THE PROBLEM :: Copy each line below exactly and leave the pictures out.
++++++++++
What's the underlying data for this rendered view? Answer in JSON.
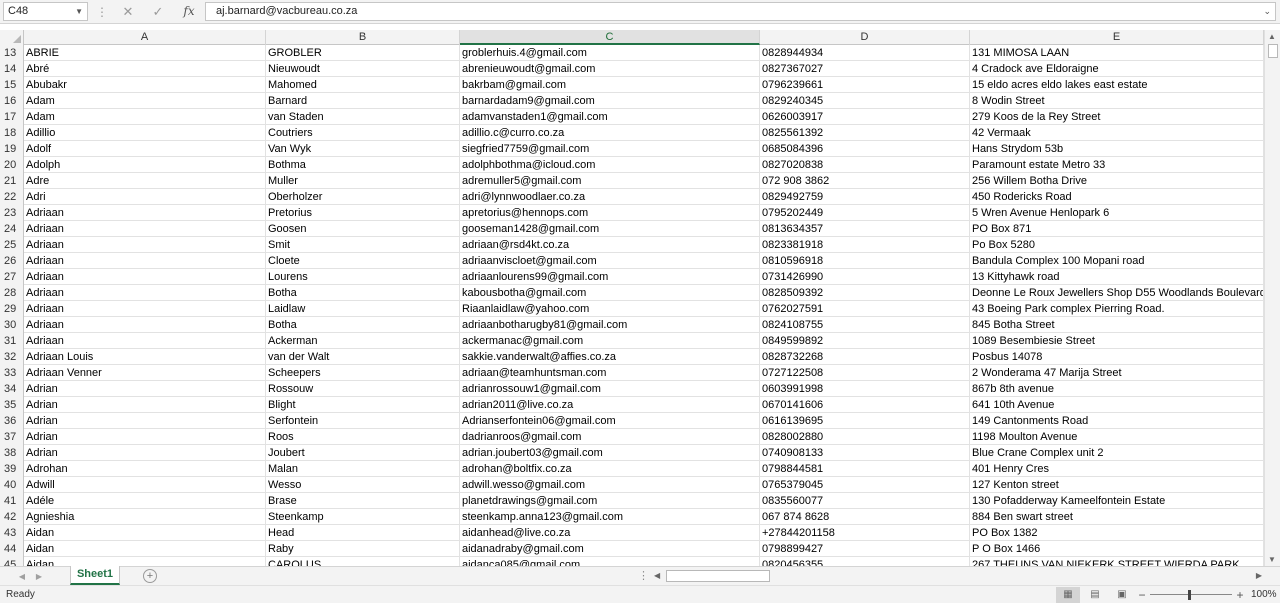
{
  "formula_bar": {
    "name_box": "C48",
    "cancel_icon": "✕",
    "enter_icon": "✓",
    "fx_label": "fx",
    "content": "aj.barnard@vacbureau.co.za"
  },
  "columns": [
    "A",
    "B",
    "C",
    "D",
    "E"
  ],
  "active_column": "C",
  "rows": [
    {
      "n": "13",
      "a": "ABRIE",
      "b": "GROBLER",
      "c": "groblerhuis.4@gmail.com",
      "d": "0828944934",
      "e": "131 MIMOSA LAAN"
    },
    {
      "n": "14",
      "a": "Abré",
      "b": "Nieuwoudt",
      "c": "abrenieuwoudt@gmail.com",
      "d": "0827367027",
      "e": "4 Cradock ave Eldoraigne"
    },
    {
      "n": "15",
      "a": "Abubakr",
      "b": "Mahomed",
      "c": "bakrbam@gmail.com",
      "d": "0796239661",
      "e": "15 eldo acres eldo lakes east estate"
    },
    {
      "n": "16",
      "a": "Adam",
      "b": "Barnard",
      "c": "barnardadam9@gmail.com",
      "d": "0829240345",
      "e": "8 Wodin Street"
    },
    {
      "n": "17",
      "a": "Adam",
      "b": "van Staden",
      "c": "adamvanstaden1@gmail.com",
      "d": "0626003917",
      "e": "279 Koos de la Rey Street"
    },
    {
      "n": "18",
      "a": "Adillio",
      "b": "Coutriers",
      "c": "adillio.c@curro.co.za",
      "d": "0825561392",
      "e": "42 Vermaak"
    },
    {
      "n": "19",
      "a": "Adolf",
      "b": "Van Wyk",
      "c": "siegfried7759@gmail.com",
      "d": "0685084396",
      "e": "Hans Strydom 53b"
    },
    {
      "n": "20",
      "a": "Adolph",
      "b": "Bothma",
      "c": "adolphbothma@icloud.com",
      "d": "0827020838",
      "e": "Paramount estate Metro 33"
    },
    {
      "n": "21",
      "a": "Adre",
      "b": "Muller",
      "c": "adremuller5@gmail.com",
      "d": "072 908 3862",
      "e": "256 Willem Botha Drive"
    },
    {
      "n": "22",
      "a": "Adri",
      "b": "Oberholzer",
      "c": "adri@lynnwoodlaer.co.za",
      "d": "0829492759",
      "e": "450 Rodericks Road"
    },
    {
      "n": "23",
      "a": "Adriaan",
      "b": "Pretorius",
      "c": "apretorius@hennops.com",
      "d": "0795202449",
      "e": "5 Wren Avenue Henlopark 6"
    },
    {
      "n": "24",
      "a": "Adriaan",
      "b": "Goosen",
      "c": "gooseman1428@gmail.com",
      "d": "0813634357",
      "e": "PO Box 871"
    },
    {
      "n": "25",
      "a": "Adriaan",
      "b": "Smit",
      "c": "adriaan@rsd4kt.co.za",
      "d": "0823381918",
      "e": "Po Box 5280"
    },
    {
      "n": "26",
      "a": "Adriaan",
      "b": "Cloete",
      "c": "adriaanviscloet@gmail.com",
      "d": "0810596918",
      "e": "Bandula Complex   100 Mopani road"
    },
    {
      "n": "27",
      "a": "Adriaan",
      "b": "Lourens",
      "c": "adriaanlourens99@gmail.com",
      "d": "0731426990",
      "e": "13 Kittyhawk road"
    },
    {
      "n": "28",
      "a": "Adriaan",
      "b": "Botha",
      "c": "kabousbotha@gmail.com",
      "d": "0828509392",
      "e": "Deonne Le Roux Jewellers Shop D55 Woodlands Boulevard"
    },
    {
      "n": "29",
      "a": "Adriaan",
      "b": "Laidlaw",
      "c": "Riaanlaidlaw@yahoo.com",
      "d": "0762027591",
      "e": "43 Boeing Park complex Pierring Road."
    },
    {
      "n": "30",
      "a": "Adriaan",
      "b": "Botha",
      "c": "adriaanbotharugby81@gmail.com",
      "d": "0824108755",
      "e": "845 Botha Street"
    },
    {
      "n": "31",
      "a": "Adriaan",
      "b": "Ackerman",
      "c": "ackermanac@gmail.com",
      "d": "0849599892",
      "e": "1089 Besembiesie Street"
    },
    {
      "n": "32",
      "a": "Adriaan Louis",
      "b": "van der Walt",
      "c": "sakkie.vanderwalt@affies.co.za",
      "d": "0828732268",
      "e": "Posbus 14078"
    },
    {
      "n": "33",
      "a": "Adriaan Venner",
      "b": "Scheepers",
      "c": "adriaan@teamhuntsman.com",
      "d": "0727122508",
      "e": "2 Wonderama 47 Marija Street"
    },
    {
      "n": "34",
      "a": "Adrian",
      "b": "Rossouw",
      "c": "adrianrossouw1@gmail.com",
      "d": "0603991998",
      "e": "867b 8th avenue"
    },
    {
      "n": "35",
      "a": "Adrian",
      "b": "Blight",
      "c": "adrian2011@live.co.za",
      "d": "0670141606",
      "e": "641 10th Avenue"
    },
    {
      "n": "36",
      "a": "Adrian",
      "b": "Serfontein",
      "c": "Adrianserfontein06@gmail.com",
      "d": "0616139695",
      "e": "149 Cantonments Road"
    },
    {
      "n": "37",
      "a": "Adrian",
      "b": "Roos",
      "c": "dadrianroos@gmail.com",
      "d": "0828002880",
      "e": "1198 Moulton Avenue"
    },
    {
      "n": "38",
      "a": "Adrian",
      "b": "Joubert",
      "c": "adrian.joubert03@gmail.com",
      "d": "0740908133",
      "e": "Blue Crane Complex unit 2"
    },
    {
      "n": "39",
      "a": "Adrohan",
      "b": "Malan",
      "c": "adrohan@boltfix.co.za",
      "d": "0798844581",
      "e": "401 Henry Cres"
    },
    {
      "n": "40",
      "a": "Adwill",
      "b": "Wesso",
      "c": "adwill.wesso@gmail.com",
      "d": "0765379045",
      "e": "127 Kenton street"
    },
    {
      "n": "41",
      "a": "Adéle",
      "b": "Brase",
      "c": "planetdrawings@gmail.com",
      "d": "0835560077",
      "e": "130 Pofadderway Kameelfontein Estate"
    },
    {
      "n": "42",
      "a": "Agnieshia",
      "b": "Steenkamp",
      "c": "steenkamp.anna123@gmail.com",
      "d": "067 874 8628",
      "e": "884 Ben swart street"
    },
    {
      "n": "43",
      "a": "Aidan",
      "b": "Head",
      "c": "aidanhead@live.co.za",
      "d": "+27844201158",
      "e": "PO Box 1382"
    },
    {
      "n": "44",
      "a": "Aidan",
      "b": "Raby",
      "c": "aidanadraby@gmail.com",
      "d": "0798899427",
      "e": "P O Box 1466"
    },
    {
      "n": "45",
      "a": "Aidan",
      "b": "CAROLUS",
      "c": "aidanca085@gmail.com",
      "d": "0820456355",
      "e": "267 THEUNS VAN NIEKERK STREET WIERDA PARK"
    }
  ],
  "sheet_tabs": {
    "active": "Sheet1",
    "add_icon": "+"
  },
  "status_bar": {
    "status": "Ready",
    "zoom": "100%",
    "zoom_minus": "−",
    "zoom_plus": "+"
  },
  "icons": {
    "name_box_dropdown": "chevron-down-icon",
    "cancel": "close-icon",
    "enter": "check-icon",
    "fx": "function-icon",
    "add_sheet": "plus-circle-icon",
    "normal_view": "grid-view-icon",
    "page_layout_view": "page-layout-icon",
    "page_break_view": "page-break-icon"
  },
  "colors": {
    "accent": "#217346"
  }
}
++++++++++
COMPLETE ANSWER ::
What's the underlying data for this rendered view? Answer in JSON.
{
  "formula_bar": {
    "name_box": "C48",
    "cancel_icon": "✕",
    "enter_icon": "✓",
    "fx_label": "fx",
    "content": "aj.barnard@vacbureau.co.za"
  },
  "columns": [
    "A",
    "B",
    "C",
    "D",
    "E"
  ],
  "active_column": "C",
  "rows": [
    {
      "n": "13",
      "a": "ABRIE",
      "b": "GROBLER",
      "c": "groblerhuis.4@gmail.com",
      "d": "0828944934",
      "e": "131 MIMOSA LAAN"
    },
    {
      "n": "14",
      "a": "Abré",
      "b": "Nieuwoudt",
      "c": "abrenieuwoudt@gmail.com",
      "d": "0827367027",
      "e": "4 Cradock ave Eldoraigne"
    },
    {
      "n": "15",
      "a": "Abubakr",
      "b": "Mahomed",
      "c": "bakrbam@gmail.com",
      "d": "0796239661",
      "e": "15 eldo acres eldo lakes east estate"
    },
    {
      "n": "16",
      "a": "Adam",
      "b": "Barnard",
      "c": "barnardadam9@gmail.com",
      "d": "0829240345",
      "e": "8 Wodin Street"
    },
    {
      "n": "17",
      "a": "Adam",
      "b": "van Staden",
      "c": "adamvanstaden1@gmail.com",
      "d": "0626003917",
      "e": "279 Koos de la Rey Street"
    },
    {
      "n": "18",
      "a": "Adillio",
      "b": "Coutriers",
      "c": "adillio.c@curro.co.za",
      "d": "0825561392",
      "e": "42 Vermaak"
    },
    {
      "n": "19",
      "a": "Adolf",
      "b": "Van Wyk",
      "c": "siegfried7759@gmail.com",
      "d": "0685084396",
      "e": "Hans Strydom 53b"
    },
    {
      "n": "20",
      "a": "Adolph",
      "b": "Bothma",
      "c": "adolphbothma@icloud.com",
      "d": "0827020838",
      "e": "Paramount estate Metro 33"
    },
    {
      "n": "21",
      "a": "Adre",
      "b": "Muller",
      "c": "adremuller5@gmail.com",
      "d": "072 908 3862",
      "e": "256 Willem Botha Drive"
    },
    {
      "n": "22",
      "a": "Adri",
      "b": "Oberholzer",
      "c": "adri@lynnwoodlaer.co.za",
      "d": "0829492759",
      "e": "450 Rodericks Road"
    },
    {
      "n": "23",
      "a": "Adriaan",
      "b": "Pretorius",
      "c": "apretorius@hennops.com",
      "d": "0795202449",
      "e": "5 Wren Avenue Henlopark 6"
    },
    {
      "n": "24",
      "a": "Adriaan",
      "b": "Goosen",
      "c": "gooseman1428@gmail.com",
      "d": "0813634357",
      "e": "PO Box 871"
    },
    {
      "n": "25",
      "a": "Adriaan",
      "b": "Smit",
      "c": "adriaan@rsd4kt.co.za",
      "d": "0823381918",
      "e": "Po Box 5280"
    },
    {
      "n": "26",
      "a": "Adriaan",
      "b": "Cloete",
      "c": "adriaanviscloet@gmail.com",
      "d": "0810596918",
      "e": "Bandula Complex   100 Mopani road"
    },
    {
      "n": "27",
      "a": "Adriaan",
      "b": "Lourens",
      "c": "adriaanlourens99@gmail.com",
      "d": "0731426990",
      "e": "13 Kittyhawk road"
    },
    {
      "n": "28",
      "a": "Adriaan",
      "b": "Botha",
      "c": "kabousbotha@gmail.com",
      "d": "0828509392",
      "e": "Deonne Le Roux Jewellers Shop D55 Woodlands Boulevard"
    },
    {
      "n": "29",
      "a": "Adriaan",
      "b": "Laidlaw",
      "c": "Riaanlaidlaw@yahoo.com",
      "d": "0762027591",
      "e": "43 Boeing Park complex Pierring Road."
    },
    {
      "n": "30",
      "a": "Adriaan",
      "b": "Botha",
      "c": "adriaanbotharugby81@gmail.com",
      "d": "0824108755",
      "e": "845 Botha Street"
    },
    {
      "n": "31",
      "a": "Adriaan",
      "b": "Ackerman",
      "c": "ackermanac@gmail.com",
      "d": "0849599892",
      "e": "1089 Besembiesie Street"
    },
    {
      "n": "32",
      "a": "Adriaan Louis",
      "b": "van der Walt",
      "c": "sakkie.vanderwalt@affies.co.za",
      "d": "0828732268",
      "e": "Posbus 14078"
    },
    {
      "n": "33",
      "a": "Adriaan Venner",
      "b": "Scheepers",
      "c": "adriaan@teamhuntsman.com",
      "d": "0727122508",
      "e": "2 Wonderama 47 Marija Street"
    },
    {
      "n": "34",
      "a": "Adrian",
      "b": "Rossouw",
      "c": "adrianrossouw1@gmail.com",
      "d": "0603991998",
      "e": "867b 8th avenue"
    },
    {
      "n": "35",
      "a": "Adrian",
      "b": "Blight",
      "c": "adrian2011@live.co.za",
      "d": "0670141606",
      "e": "641 10th Avenue"
    },
    {
      "n": "36",
      "a": "Adrian",
      "b": "Serfontein",
      "c": "Adrianserfontein06@gmail.com",
      "d": "0616139695",
      "e": "149 Cantonments Road"
    },
    {
      "n": "37",
      "a": "Adrian",
      "b": "Roos",
      "c": "dadrianroos@gmail.com",
      "d": "0828002880",
      "e": "1198 Moulton Avenue"
    },
    {
      "n": "38",
      "a": "Adrian",
      "b": "Joubert",
      "c": "adrian.joubert03@gmail.com",
      "d": "0740908133",
      "e": "Blue Crane Complex unit 2"
    },
    {
      "n": "39",
      "a": "Adrohan",
      "b": "Malan",
      "c": "adrohan@boltfix.co.za",
      "d": "0798844581",
      "e": "401 Henry Cres"
    },
    {
      "n": "40",
      "a": "Adwill",
      "b": "Wesso",
      "c": "adwill.wesso@gmail.com",
      "d": "0765379045",
      "e": "127 Kenton street"
    },
    {
      "n": "41",
      "a": "Adéle",
      "b": "Brase",
      "c": "planetdrawings@gmail.com",
      "d": "0835560077",
      "e": "130 Pofadderway Kameelfontein Estate"
    },
    {
      "n": "42",
      "a": "Agnieshia",
      "b": "Steenkamp",
      "c": "steenkamp.anna123@gmail.com",
      "d": "067 874 8628",
      "e": "884 Ben swart street"
    },
    {
      "n": "43",
      "a": "Aidan",
      "b": "Head",
      "c": "aidanhead@live.co.za",
      "d": "+27844201158",
      "e": "PO Box 1382"
    },
    {
      "n": "44",
      "a": "Aidan",
      "b": "Raby",
      "c": "aidanadraby@gmail.com",
      "d": "0798899427",
      "e": "P O Box 1466"
    },
    {
      "n": "45",
      "a": "Aidan",
      "b": "CAROLUS",
      "c": "aidanca085@gmail.com",
      "d": "0820456355",
      "e": "267 THEUNS VAN NIEKERK STREET WIERDA PARK"
    }
  ],
  "sheet_tabs": {
    "active": "Sheet1",
    "add_icon": "+"
  },
  "status_bar": {
    "status": "Ready",
    "zoom": "100%",
    "zoom_minus": "−",
    "zoom_plus": "+"
  },
  "icons": {
    "name_box_dropdown": "chevron-down-icon",
    "cancel": "close-icon",
    "enter": "check-icon",
    "fx": "function-icon",
    "add_sheet": "plus-circle-icon",
    "normal_view": "grid-view-icon",
    "page_layout_view": "page-layout-icon",
    "page_break_view": "page-break-icon"
  },
  "colors": {
    "accent": "#217346"
  }
}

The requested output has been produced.